━━━ Exercise data

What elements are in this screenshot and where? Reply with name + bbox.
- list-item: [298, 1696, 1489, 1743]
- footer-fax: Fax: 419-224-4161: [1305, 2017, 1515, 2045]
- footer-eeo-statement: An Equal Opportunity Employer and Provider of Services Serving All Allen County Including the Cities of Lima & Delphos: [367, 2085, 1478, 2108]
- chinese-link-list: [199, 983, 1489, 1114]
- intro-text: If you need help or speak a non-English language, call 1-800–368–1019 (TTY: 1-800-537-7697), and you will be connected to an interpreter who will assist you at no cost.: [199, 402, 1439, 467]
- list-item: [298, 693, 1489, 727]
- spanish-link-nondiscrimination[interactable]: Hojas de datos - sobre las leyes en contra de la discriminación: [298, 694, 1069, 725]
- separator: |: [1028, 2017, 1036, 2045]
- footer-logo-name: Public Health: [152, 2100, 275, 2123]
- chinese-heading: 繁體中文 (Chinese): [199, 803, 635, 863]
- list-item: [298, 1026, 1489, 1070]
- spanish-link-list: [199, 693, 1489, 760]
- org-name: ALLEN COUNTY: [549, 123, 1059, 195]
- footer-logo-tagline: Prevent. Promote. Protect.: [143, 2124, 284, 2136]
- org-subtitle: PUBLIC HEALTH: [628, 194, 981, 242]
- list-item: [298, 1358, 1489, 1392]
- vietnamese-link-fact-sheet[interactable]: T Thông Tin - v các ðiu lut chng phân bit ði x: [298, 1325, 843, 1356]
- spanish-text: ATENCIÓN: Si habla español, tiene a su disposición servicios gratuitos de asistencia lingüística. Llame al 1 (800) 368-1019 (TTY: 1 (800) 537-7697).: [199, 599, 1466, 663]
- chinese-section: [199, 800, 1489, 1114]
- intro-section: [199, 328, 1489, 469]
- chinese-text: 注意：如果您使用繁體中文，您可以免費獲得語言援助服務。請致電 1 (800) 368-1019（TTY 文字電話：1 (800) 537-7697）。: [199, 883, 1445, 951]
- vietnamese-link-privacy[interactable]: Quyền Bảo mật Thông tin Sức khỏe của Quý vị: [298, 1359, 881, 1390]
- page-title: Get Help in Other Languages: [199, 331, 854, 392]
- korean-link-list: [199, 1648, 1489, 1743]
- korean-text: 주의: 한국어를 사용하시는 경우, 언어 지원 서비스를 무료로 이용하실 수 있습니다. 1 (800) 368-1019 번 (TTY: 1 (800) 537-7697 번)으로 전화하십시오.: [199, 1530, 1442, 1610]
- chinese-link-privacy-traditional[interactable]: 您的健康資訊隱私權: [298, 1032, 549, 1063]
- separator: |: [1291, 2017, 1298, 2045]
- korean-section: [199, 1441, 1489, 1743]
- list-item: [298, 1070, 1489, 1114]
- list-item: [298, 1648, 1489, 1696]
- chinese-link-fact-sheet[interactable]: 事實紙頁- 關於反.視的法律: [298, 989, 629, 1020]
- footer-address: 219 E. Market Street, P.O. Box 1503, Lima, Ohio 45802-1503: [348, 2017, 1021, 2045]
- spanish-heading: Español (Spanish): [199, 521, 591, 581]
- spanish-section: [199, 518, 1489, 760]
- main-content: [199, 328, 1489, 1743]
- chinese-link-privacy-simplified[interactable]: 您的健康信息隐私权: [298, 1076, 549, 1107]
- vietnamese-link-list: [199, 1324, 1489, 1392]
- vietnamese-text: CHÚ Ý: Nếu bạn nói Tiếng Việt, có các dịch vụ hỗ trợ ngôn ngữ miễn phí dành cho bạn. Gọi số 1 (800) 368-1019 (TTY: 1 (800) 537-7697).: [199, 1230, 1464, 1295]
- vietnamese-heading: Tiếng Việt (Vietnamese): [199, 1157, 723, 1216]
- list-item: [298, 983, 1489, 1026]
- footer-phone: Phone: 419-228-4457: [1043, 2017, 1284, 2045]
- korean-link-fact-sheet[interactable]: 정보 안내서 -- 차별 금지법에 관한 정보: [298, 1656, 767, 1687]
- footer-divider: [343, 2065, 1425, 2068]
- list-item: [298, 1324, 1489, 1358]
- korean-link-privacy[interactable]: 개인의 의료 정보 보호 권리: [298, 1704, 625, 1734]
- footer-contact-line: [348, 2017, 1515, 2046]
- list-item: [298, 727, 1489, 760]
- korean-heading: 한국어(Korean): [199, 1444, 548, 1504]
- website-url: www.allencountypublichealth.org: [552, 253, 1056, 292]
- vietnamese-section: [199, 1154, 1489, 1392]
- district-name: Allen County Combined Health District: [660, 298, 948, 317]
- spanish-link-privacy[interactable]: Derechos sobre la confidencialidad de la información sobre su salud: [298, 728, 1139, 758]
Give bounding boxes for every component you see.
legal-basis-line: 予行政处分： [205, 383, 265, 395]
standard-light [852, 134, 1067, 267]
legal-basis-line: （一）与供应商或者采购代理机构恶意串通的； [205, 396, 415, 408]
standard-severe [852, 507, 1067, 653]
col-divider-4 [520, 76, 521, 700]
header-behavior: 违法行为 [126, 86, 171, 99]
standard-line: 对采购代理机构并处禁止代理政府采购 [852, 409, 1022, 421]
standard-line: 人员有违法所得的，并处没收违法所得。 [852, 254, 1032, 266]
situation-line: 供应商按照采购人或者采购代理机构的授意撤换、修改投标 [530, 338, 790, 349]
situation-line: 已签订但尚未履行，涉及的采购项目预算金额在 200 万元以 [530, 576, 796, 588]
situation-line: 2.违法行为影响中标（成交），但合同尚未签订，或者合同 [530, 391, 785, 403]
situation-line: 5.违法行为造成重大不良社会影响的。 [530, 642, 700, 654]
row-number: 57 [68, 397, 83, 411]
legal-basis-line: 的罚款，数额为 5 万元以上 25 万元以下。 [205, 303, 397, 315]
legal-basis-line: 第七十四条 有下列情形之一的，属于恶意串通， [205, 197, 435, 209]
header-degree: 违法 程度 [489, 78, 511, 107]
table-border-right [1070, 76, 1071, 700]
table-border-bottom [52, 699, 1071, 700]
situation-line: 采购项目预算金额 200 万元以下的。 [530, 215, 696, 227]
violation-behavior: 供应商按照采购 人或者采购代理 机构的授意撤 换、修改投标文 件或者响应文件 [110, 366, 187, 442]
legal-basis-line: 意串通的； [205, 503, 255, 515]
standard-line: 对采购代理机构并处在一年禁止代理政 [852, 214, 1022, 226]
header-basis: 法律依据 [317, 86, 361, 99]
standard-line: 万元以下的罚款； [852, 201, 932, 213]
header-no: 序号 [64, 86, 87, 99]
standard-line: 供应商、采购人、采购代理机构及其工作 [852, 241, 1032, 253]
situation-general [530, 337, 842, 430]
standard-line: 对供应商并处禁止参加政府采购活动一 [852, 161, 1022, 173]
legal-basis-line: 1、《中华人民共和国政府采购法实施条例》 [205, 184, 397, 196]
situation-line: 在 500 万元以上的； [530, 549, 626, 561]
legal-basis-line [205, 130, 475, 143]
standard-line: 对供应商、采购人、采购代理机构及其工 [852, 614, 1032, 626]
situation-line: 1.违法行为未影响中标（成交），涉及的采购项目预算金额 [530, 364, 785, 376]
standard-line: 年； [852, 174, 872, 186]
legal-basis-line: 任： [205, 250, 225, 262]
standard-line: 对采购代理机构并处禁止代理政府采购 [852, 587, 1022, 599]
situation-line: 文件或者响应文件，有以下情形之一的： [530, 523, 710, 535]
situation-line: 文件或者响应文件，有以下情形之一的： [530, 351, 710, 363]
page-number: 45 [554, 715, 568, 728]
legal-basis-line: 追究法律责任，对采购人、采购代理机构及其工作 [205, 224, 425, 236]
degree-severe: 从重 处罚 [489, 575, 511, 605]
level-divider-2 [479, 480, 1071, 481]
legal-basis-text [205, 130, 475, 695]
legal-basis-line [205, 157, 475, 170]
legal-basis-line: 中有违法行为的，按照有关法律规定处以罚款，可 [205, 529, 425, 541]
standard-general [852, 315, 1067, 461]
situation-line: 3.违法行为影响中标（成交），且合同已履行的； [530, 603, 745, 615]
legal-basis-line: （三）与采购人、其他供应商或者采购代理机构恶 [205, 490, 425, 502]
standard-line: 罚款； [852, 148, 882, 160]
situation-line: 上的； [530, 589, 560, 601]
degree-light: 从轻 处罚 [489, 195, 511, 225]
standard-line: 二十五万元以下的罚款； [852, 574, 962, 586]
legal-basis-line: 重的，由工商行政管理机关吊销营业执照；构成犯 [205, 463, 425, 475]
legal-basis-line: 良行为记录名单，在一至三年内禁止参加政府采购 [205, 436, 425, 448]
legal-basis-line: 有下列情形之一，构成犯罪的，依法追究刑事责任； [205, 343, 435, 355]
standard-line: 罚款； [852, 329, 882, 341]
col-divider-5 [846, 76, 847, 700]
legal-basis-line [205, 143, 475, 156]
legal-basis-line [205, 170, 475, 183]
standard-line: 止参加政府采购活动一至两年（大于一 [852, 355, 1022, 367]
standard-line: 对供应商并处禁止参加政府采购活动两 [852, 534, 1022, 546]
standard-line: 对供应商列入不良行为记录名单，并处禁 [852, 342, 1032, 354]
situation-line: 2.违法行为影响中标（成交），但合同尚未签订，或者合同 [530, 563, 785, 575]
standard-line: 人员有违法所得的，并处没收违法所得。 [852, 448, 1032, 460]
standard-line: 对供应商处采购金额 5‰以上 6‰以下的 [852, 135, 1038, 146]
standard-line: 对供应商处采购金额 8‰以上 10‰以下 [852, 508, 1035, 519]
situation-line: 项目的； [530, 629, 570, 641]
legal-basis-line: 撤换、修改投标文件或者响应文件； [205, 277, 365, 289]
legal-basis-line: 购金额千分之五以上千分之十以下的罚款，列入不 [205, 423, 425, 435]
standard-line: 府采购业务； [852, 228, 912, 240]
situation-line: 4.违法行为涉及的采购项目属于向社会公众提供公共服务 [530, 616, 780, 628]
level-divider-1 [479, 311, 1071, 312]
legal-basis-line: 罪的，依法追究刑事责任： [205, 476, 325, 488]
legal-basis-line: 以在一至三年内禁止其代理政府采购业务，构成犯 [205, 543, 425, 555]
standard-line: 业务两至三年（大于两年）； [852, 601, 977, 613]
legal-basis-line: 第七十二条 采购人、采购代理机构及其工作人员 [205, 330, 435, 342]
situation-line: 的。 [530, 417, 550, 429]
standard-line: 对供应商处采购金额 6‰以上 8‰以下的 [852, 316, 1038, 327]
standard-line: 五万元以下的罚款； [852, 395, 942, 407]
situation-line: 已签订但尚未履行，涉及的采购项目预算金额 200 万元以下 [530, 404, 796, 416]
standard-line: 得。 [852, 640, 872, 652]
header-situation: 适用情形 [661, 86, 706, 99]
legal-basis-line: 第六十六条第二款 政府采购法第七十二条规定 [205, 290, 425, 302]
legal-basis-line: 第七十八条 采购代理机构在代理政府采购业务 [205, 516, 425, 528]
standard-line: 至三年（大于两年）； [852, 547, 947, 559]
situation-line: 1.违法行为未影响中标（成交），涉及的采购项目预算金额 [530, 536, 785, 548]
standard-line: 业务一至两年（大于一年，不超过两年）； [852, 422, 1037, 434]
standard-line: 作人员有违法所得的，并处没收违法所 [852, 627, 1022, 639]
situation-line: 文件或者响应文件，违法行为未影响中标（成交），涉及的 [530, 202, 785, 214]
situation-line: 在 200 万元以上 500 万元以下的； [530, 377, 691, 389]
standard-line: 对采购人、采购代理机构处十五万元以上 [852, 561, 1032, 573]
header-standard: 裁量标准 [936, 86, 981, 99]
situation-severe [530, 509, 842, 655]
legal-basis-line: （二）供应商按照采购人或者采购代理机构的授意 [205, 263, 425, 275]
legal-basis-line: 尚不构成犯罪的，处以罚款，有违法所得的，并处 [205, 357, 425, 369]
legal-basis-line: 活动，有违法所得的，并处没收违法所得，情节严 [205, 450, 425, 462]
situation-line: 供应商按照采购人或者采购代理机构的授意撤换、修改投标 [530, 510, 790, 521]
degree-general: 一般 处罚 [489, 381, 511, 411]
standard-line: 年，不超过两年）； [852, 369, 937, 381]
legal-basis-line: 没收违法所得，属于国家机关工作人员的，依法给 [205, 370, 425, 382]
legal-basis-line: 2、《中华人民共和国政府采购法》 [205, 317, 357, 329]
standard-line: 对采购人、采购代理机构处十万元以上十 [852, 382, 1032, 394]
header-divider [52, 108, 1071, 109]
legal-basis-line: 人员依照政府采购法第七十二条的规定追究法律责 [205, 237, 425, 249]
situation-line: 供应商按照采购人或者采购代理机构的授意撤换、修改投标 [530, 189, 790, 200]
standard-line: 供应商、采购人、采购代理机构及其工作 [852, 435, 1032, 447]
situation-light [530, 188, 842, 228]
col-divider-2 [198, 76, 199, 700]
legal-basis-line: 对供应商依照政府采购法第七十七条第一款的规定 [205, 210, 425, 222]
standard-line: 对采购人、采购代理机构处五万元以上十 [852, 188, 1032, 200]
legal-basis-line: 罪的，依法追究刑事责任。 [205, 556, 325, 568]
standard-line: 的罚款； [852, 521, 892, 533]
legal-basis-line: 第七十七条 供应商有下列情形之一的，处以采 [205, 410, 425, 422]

━━━━━━

Aim ▸ Convert the entries, from their first line through the line containing "- chinese-link-list: [199, 983, 1489, 1114]", into a Markdown table with the columns Row and Line text, numbering each line and leaving out blank lines.

Result for this exercise ▸
| Row | Line text |
|---|---|
| 1 | What elements are in this screenshot and where? Reply with name + bbox. |
| 2 | - list-item: [298, 1696, 1489, 1743] |
| 3 | - footer-fax: Fax: 419-224-4161: [1305, 2017, 1515, 2045] |
| 4 | - footer-eeo-statement: An Equal Opportunity Employer and Provider of Services Serving All Allen County Including the Cities of Lima & Delphos: [367, 2085, 1478, 2108] |
| 5 | - chinese-link-list: [199, 983, 1489, 1114] |